> YOUR TASK
Go through the records underneath and count the lines that include the string "this". Give nothing but the number.

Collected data
──────

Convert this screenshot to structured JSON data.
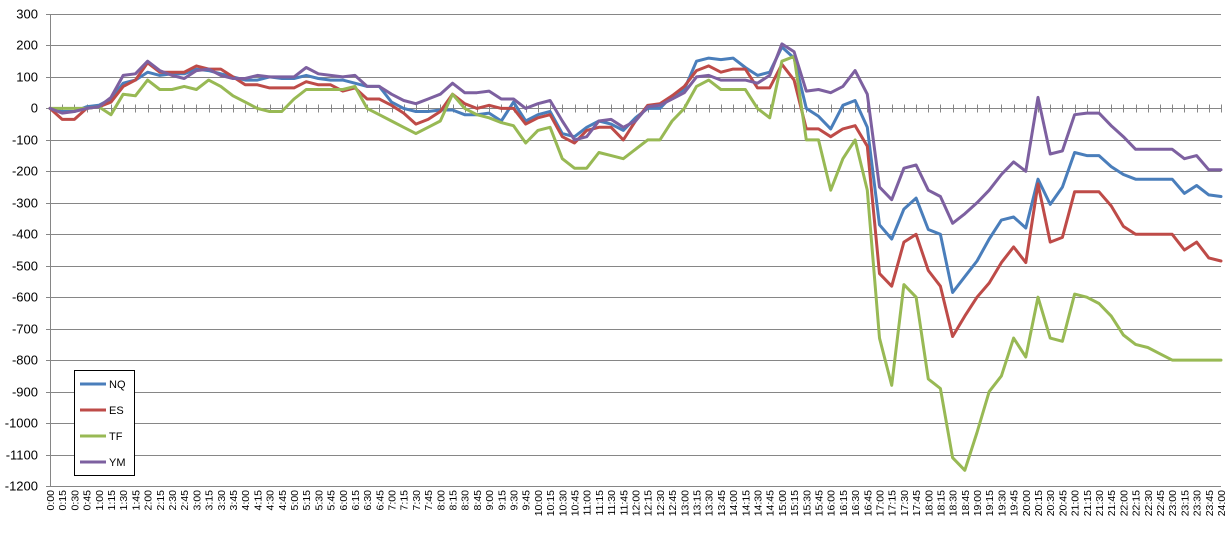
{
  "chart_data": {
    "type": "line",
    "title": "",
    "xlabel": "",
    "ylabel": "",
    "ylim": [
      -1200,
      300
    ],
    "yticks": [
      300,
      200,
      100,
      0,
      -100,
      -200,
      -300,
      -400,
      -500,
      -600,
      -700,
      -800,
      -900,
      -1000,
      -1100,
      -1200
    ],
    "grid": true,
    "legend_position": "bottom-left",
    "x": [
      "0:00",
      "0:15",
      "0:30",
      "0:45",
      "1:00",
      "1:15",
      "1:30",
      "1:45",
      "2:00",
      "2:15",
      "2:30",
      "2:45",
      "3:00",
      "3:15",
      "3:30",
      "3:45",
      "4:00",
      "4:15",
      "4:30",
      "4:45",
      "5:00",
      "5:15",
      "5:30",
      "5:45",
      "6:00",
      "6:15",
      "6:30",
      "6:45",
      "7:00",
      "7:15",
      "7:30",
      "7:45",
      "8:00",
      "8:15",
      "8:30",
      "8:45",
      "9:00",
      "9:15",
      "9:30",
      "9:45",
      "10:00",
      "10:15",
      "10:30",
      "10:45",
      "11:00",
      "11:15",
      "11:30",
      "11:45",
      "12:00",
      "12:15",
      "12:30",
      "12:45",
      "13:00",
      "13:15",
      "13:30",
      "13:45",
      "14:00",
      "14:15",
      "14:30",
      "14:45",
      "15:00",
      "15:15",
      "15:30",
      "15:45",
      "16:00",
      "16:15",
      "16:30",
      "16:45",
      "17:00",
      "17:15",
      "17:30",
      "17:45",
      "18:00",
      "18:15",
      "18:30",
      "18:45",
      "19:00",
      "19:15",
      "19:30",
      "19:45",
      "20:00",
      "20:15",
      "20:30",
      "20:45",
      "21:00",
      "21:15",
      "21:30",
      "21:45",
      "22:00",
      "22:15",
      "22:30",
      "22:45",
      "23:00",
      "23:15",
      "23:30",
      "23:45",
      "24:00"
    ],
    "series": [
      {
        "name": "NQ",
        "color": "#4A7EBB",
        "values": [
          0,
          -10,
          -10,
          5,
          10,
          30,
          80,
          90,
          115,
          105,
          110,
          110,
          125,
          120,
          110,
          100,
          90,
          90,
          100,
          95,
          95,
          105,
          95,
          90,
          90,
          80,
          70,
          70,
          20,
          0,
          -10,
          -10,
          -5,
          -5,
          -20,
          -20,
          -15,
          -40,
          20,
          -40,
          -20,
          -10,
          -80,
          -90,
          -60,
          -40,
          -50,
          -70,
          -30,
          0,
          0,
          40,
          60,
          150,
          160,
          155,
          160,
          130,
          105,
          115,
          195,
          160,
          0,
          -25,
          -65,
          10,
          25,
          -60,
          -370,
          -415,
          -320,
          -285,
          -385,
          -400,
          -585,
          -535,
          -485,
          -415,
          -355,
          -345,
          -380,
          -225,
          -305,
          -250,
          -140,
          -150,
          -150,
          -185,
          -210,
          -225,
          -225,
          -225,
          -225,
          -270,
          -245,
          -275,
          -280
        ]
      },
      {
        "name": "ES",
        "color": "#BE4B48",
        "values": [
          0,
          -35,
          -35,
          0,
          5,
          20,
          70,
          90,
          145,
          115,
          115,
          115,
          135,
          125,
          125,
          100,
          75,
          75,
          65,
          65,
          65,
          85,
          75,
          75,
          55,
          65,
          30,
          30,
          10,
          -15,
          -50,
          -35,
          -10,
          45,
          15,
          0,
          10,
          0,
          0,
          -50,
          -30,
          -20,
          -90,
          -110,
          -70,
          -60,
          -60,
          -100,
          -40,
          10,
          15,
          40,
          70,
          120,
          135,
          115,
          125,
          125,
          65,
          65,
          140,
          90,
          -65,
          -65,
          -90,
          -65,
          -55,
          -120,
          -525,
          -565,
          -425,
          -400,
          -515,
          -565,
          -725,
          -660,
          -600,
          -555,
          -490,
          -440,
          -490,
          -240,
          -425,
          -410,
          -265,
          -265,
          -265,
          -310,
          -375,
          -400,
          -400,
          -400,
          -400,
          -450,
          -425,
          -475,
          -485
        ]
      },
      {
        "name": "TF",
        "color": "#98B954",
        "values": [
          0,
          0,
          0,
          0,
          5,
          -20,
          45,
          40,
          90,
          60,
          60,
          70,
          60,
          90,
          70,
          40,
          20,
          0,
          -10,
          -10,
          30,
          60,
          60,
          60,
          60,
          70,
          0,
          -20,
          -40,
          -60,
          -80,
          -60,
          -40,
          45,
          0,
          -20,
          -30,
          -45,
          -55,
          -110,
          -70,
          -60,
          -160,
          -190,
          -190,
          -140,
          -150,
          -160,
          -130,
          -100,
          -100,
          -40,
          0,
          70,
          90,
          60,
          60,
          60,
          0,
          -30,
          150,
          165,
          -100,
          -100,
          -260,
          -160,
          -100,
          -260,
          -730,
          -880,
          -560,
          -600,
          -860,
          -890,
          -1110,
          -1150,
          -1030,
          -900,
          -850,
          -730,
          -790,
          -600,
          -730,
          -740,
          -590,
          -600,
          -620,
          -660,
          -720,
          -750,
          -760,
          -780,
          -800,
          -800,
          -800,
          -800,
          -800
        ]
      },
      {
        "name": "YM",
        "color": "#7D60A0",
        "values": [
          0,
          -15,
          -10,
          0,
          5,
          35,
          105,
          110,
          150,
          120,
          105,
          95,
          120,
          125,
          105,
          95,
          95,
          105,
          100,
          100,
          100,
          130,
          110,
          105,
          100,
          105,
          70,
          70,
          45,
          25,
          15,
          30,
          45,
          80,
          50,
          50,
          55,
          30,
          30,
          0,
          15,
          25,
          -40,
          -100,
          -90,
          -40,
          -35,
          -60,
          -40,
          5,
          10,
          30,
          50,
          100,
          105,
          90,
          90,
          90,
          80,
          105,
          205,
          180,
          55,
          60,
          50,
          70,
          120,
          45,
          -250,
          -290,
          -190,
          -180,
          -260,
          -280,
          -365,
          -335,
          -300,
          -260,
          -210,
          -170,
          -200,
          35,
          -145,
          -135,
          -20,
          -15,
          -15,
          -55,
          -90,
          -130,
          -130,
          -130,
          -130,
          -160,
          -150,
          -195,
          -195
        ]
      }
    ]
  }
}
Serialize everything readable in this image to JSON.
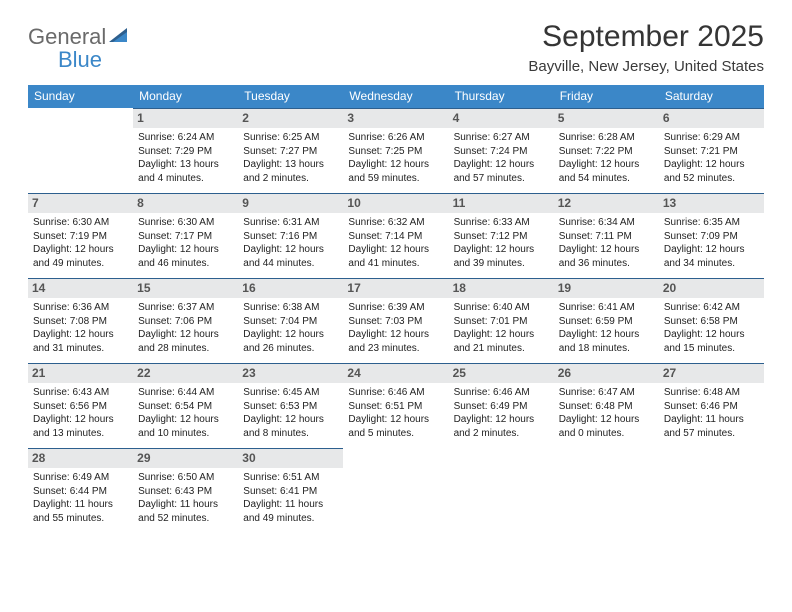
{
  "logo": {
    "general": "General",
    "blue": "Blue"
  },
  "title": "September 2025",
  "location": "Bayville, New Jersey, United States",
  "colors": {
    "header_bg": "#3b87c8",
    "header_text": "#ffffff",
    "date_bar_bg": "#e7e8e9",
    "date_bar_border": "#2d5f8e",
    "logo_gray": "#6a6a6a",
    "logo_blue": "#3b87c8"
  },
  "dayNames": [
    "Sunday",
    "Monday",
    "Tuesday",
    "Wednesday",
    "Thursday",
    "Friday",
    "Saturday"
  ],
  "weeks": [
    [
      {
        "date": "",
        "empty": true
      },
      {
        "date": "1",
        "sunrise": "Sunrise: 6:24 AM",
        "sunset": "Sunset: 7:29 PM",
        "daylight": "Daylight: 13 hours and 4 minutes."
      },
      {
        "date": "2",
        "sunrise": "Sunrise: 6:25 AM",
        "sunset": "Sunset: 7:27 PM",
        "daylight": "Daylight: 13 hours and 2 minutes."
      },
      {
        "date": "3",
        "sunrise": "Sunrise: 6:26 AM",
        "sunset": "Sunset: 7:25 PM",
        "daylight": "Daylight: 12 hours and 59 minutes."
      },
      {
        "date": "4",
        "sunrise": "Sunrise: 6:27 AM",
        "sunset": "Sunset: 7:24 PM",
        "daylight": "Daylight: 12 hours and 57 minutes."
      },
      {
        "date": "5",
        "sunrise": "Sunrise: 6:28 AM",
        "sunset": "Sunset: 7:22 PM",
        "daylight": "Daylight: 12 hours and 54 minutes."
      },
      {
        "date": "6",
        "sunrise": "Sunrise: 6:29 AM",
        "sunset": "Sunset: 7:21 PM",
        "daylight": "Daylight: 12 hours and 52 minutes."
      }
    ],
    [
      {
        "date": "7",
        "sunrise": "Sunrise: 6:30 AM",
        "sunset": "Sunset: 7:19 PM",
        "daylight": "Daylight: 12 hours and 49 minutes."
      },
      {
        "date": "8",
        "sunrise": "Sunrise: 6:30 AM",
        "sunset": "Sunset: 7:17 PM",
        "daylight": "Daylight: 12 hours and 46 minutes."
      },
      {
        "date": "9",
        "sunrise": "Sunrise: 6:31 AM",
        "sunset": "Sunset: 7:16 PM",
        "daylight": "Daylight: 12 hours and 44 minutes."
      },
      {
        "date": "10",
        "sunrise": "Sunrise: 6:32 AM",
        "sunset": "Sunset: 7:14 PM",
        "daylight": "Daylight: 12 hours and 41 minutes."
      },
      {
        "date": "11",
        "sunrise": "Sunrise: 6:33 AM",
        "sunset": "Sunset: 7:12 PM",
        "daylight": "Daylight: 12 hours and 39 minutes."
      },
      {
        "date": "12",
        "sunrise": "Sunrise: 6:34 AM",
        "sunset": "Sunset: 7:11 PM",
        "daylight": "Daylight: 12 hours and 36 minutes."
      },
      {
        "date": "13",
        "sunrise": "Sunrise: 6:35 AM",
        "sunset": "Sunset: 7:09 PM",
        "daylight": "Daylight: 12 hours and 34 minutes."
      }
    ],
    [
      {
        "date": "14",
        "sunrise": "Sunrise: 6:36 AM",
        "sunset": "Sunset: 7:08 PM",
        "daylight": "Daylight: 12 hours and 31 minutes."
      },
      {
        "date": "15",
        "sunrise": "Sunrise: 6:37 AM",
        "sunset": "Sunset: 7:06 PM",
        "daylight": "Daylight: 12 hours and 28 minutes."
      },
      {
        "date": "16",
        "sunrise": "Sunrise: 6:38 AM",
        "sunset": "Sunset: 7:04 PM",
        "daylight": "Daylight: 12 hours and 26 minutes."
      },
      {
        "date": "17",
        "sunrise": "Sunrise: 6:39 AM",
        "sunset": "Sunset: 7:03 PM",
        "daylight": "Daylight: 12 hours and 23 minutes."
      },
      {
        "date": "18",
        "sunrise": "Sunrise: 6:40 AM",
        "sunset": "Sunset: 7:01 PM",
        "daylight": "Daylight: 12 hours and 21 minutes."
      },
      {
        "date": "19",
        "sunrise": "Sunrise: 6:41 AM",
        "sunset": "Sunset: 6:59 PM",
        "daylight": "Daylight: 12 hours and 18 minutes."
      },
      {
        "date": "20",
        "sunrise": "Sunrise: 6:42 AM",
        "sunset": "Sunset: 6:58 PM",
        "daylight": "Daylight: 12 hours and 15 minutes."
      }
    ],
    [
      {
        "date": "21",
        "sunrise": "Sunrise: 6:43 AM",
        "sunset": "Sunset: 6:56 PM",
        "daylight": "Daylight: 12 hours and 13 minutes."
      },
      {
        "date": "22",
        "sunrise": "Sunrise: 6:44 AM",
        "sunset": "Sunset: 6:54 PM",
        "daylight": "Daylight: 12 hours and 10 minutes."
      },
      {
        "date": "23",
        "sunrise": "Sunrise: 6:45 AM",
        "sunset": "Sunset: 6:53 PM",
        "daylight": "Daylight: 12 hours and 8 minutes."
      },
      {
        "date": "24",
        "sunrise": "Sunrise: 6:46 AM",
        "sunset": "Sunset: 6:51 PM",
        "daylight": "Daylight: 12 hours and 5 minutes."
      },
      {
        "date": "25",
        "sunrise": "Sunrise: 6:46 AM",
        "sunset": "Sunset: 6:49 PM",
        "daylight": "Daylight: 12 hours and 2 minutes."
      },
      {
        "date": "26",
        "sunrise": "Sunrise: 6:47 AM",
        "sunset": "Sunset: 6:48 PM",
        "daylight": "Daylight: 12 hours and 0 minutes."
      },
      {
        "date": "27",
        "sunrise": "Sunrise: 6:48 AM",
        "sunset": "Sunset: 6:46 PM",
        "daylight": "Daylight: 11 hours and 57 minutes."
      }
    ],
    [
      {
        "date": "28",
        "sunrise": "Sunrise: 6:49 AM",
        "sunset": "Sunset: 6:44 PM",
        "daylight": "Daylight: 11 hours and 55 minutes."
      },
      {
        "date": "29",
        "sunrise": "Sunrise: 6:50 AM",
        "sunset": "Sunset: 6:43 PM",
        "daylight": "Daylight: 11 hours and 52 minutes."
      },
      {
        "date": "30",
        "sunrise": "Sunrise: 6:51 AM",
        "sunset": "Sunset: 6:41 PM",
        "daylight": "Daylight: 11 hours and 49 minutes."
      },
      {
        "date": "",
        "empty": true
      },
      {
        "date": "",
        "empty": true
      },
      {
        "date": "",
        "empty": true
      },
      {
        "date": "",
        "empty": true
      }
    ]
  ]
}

──────

> RESULT OF THE TASK
2